**DATA LINES**

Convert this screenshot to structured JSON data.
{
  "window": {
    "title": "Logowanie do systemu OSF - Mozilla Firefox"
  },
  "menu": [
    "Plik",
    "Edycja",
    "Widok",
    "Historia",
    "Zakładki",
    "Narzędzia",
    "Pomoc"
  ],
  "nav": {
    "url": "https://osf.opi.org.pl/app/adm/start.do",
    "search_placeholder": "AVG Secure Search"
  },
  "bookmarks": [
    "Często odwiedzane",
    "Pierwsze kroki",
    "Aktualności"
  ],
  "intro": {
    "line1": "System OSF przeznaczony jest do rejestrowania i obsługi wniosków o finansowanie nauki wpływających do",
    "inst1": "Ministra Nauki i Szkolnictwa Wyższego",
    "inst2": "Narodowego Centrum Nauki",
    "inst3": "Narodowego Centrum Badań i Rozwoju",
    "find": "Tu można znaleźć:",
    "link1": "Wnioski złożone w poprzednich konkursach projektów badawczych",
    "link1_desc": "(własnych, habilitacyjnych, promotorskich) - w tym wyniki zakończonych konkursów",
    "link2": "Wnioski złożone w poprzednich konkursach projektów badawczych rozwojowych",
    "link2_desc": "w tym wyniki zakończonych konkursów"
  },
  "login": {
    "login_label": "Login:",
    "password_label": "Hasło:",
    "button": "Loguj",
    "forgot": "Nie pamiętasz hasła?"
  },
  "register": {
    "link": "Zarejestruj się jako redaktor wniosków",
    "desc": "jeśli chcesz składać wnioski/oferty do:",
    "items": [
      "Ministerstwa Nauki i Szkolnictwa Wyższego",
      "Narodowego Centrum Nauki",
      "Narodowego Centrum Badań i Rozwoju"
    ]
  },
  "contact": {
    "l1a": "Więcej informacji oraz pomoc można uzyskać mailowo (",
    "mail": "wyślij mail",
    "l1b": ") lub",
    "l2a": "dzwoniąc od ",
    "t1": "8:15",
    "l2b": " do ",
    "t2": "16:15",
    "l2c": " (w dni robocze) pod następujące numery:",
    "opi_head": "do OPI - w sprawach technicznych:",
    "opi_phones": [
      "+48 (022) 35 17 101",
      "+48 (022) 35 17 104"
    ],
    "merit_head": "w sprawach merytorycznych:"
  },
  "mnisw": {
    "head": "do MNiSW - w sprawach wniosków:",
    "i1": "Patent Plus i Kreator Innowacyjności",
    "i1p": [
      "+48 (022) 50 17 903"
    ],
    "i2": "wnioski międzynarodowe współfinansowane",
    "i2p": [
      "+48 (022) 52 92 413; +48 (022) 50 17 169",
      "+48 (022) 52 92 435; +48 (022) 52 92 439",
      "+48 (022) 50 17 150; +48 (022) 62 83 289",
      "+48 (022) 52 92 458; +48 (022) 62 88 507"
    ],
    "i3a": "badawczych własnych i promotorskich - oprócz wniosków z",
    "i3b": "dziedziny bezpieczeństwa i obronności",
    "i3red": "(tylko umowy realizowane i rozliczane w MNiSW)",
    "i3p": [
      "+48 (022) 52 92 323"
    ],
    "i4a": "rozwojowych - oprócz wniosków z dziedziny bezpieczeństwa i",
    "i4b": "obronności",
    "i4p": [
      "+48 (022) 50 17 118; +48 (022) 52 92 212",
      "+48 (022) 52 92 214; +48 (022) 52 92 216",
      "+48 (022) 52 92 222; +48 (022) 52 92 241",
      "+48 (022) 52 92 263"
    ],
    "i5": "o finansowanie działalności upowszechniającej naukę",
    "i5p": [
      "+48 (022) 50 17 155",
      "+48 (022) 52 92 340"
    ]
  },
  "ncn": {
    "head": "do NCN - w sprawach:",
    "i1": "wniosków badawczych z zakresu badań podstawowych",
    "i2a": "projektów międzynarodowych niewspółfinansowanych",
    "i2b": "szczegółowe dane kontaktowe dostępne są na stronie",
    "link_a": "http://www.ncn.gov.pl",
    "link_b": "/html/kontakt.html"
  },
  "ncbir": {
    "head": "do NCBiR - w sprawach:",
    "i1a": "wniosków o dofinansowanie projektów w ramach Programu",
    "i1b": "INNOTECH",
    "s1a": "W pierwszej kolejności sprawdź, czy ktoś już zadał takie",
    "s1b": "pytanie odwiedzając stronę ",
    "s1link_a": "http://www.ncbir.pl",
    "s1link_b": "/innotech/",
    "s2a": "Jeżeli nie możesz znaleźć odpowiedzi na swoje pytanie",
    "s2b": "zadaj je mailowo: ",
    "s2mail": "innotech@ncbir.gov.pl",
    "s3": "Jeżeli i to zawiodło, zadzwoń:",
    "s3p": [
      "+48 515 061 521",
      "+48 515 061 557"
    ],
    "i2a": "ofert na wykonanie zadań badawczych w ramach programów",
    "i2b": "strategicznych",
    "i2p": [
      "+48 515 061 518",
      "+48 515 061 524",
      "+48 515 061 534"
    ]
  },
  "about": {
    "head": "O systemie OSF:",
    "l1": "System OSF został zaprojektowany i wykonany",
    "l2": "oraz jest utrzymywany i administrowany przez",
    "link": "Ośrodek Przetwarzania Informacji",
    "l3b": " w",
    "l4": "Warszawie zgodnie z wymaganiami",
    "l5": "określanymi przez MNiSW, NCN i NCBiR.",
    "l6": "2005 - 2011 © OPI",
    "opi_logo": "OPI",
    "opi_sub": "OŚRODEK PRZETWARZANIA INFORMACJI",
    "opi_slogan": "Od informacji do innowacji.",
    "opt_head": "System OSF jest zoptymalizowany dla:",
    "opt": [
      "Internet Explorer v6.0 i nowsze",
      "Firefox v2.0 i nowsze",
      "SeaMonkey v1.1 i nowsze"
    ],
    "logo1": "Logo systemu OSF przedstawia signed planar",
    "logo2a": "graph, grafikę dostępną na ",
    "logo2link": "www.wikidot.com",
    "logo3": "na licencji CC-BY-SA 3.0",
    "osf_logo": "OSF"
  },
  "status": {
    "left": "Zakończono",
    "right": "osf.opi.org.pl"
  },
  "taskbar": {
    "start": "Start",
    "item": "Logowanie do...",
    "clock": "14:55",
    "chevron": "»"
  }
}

**WHAT IS REQUIRED**
Repeat the data above, word for word.

**THE OUTPUT**
Convert this screenshot to structured JSON data.
{
  "window": {
    "title": "Logowanie do systemu OSF - Mozilla Firefox"
  },
  "menu": [
    "Plik",
    "Edycja",
    "Widok",
    "Historia",
    "Zakładki",
    "Narzędzia",
    "Pomoc"
  ],
  "nav": {
    "url": "https://osf.opi.org.pl/app/adm/start.do",
    "search_placeholder": "AVG Secure Search"
  },
  "bookmarks": [
    "Często odwiedzane",
    "Pierwsze kroki",
    "Aktualności"
  ],
  "intro": {
    "line1": "System OSF przeznaczony jest do rejestrowania i obsługi wniosków o finansowanie nauki wpływających do",
    "inst1": "Ministra Nauki i Szkolnictwa Wyższego",
    "inst2": "Narodowego Centrum Nauki",
    "inst3": "Narodowego Centrum Badań i Rozwoju",
    "find": "Tu można znaleźć:",
    "link1": "Wnioski złożone w poprzednich konkursach projektów badawczych",
    "link1_desc": "(własnych, habilitacyjnych, promotorskich) - w tym wyniki zakończonych konkursów",
    "link2": "Wnioski złożone w poprzednich konkursach projektów badawczych rozwojowych",
    "link2_desc": "w tym wyniki zakończonych konkursów"
  },
  "login": {
    "login_label": "Login:",
    "password_label": "Hasło:",
    "button": "Loguj",
    "forgot": "Nie pamiętasz hasła?"
  },
  "register": {
    "link": "Zarejestruj się jako redaktor wniosków",
    "desc": "jeśli chcesz składać wnioski/oferty do:",
    "items": [
      "Ministerstwa Nauki i Szkolnictwa Wyższego",
      "Narodowego Centrum Nauki",
      "Narodowego Centrum Badań i Rozwoju"
    ]
  },
  "contact": {
    "l1a": "Więcej informacji oraz pomoc można uzyskać mailowo (",
    "mail": "wyślij mail",
    "l1b": ") lub",
    "l2a": "dzwoniąc od ",
    "t1": "8:15",
    "l2b": " do ",
    "t2": "16:15",
    "l2c": " (w dni robocze) pod następujące numery:",
    "opi_head": "do OPI - w sprawach technicznych:",
    "opi_phones": [
      "+48 (022) 35 17 101",
      "+48 (022) 35 17 104"
    ],
    "merit_head": "w sprawach merytorycznych:"
  },
  "mnisw": {
    "head": "do MNiSW - w sprawach wniosków:",
    "i1": "Patent Plus i Kreator Innowacyjności",
    "i1p": [
      "+48 (022) 50 17 903"
    ],
    "i2": "wnioski międzynarodowe współfinansowane",
    "i2p": [
      "+48 (022) 52 92 413; +48 (022) 50 17 169",
      "+48 (022) 52 92 435; +48 (022) 52 92 439",
      "+48 (022) 50 17 150; +48 (022) 62 83 289",
      "+48 (022) 52 92 458; +48 (022) 62 88 507"
    ],
    "i3a": "badawczych własnych i promotorskich - oprócz wniosków z",
    "i3b": "dziedziny bezpieczeństwa i obronności",
    "i3red": "(tylko umowy realizowane i rozliczane w MNiSW)",
    "i3p": [
      "+48 (022) 52 92 323"
    ],
    "i4a": "rozwojowych - oprócz wniosków z dziedziny bezpieczeństwa i",
    "i4b": "obronności",
    "i4p": [
      "+48 (022) 50 17 118; +48 (022) 52 92 212",
      "+48 (022) 52 92 214; +48 (022) 52 92 216",
      "+48 (022) 52 92 222; +48 (022) 52 92 241",
      "+48 (022) 52 92 263"
    ],
    "i5": "o finansowanie działalności upowszechniającej naukę",
    "i5p": [
      "+48 (022) 50 17 155",
      "+48 (022) 52 92 340"
    ]
  },
  "ncn": {
    "head": "do NCN - w sprawach:",
    "i1": "wniosków badawczych z zakresu badań podstawowych",
    "i2a": "projektów międzynarodowych niewspółfinansowanych",
    "i2b": "szczegółowe dane kontaktowe dostępne są na stronie",
    "link_a": "http://www.ncn.gov.pl",
    "link_b": "/html/kontakt.html"
  },
  "ncbir": {
    "head": "do NCBiR - w sprawach:",
    "i1a": "wniosków o dofinansowanie projektów w ramach Programu",
    "i1b": "INNOTECH",
    "s1a": "W pierwszej kolejności sprawdź, czy ktoś już zadał takie",
    "s1b": "pytanie odwiedzając stronę ",
    "s1link_a": "http://www.ncbir.pl",
    "s1link_b": "/innotech/",
    "s2a": "Jeżeli nie możesz znaleźć odpowiedzi na swoje pytanie",
    "s2b": "zadaj je mailowo: ",
    "s2mail": "innotech@ncbir.gov.pl",
    "s3": "Jeżeli i to zawiodło, zadzwoń:",
    "s3p": [
      "+48 515 061 521",
      "+48 515 061 557"
    ],
    "i2a": "ofert na wykonanie zadań badawczych w ramach programów",
    "i2b": "strategicznych",
    "i2p": [
      "+48 515 061 518",
      "+48 515 061 524",
      "+48 515 061 534"
    ]
  },
  "about": {
    "head": "O systemie OSF:",
    "l1": "System OSF został zaprojektowany i wykonany",
    "l2": "oraz jest utrzymywany i administrowany przez",
    "link": "Ośrodek Przetwarzania Informacji",
    "l3b": " w",
    "l4": "Warszawie zgodnie z wymaganiami",
    "l5": "określanymi przez MNiSW, NCN i NCBiR.",
    "l6": "2005 - 2011 © OPI",
    "opi_logo": "OPI",
    "opi_sub": "OŚRODEK PRZETWARZANIA INFORMACJI",
    "opi_slogan": "Od informacji do innowacji.",
    "opt_head": "System OSF jest zoptymalizowany dla:",
    "opt": [
      "Internet Explorer v6.0 i nowsze",
      "Firefox v2.0 i nowsze",
      "SeaMonkey v1.1 i nowsze"
    ],
    "logo1": "Logo systemu OSF przedstawia signed planar",
    "logo2a": "graph, grafikę dostępną na ",
    "logo2link": "www.wikidot.com",
    "logo3": "na licencji CC-BY-SA 3.0",
    "osf_logo": "OSF"
  },
  "status": {
    "left": "Zakończono",
    "right": "osf.opi.org.pl"
  },
  "taskbar": {
    "start": "Start",
    "item": "Logowanie do...",
    "clock": "14:55",
    "chevron": "»"
  }
}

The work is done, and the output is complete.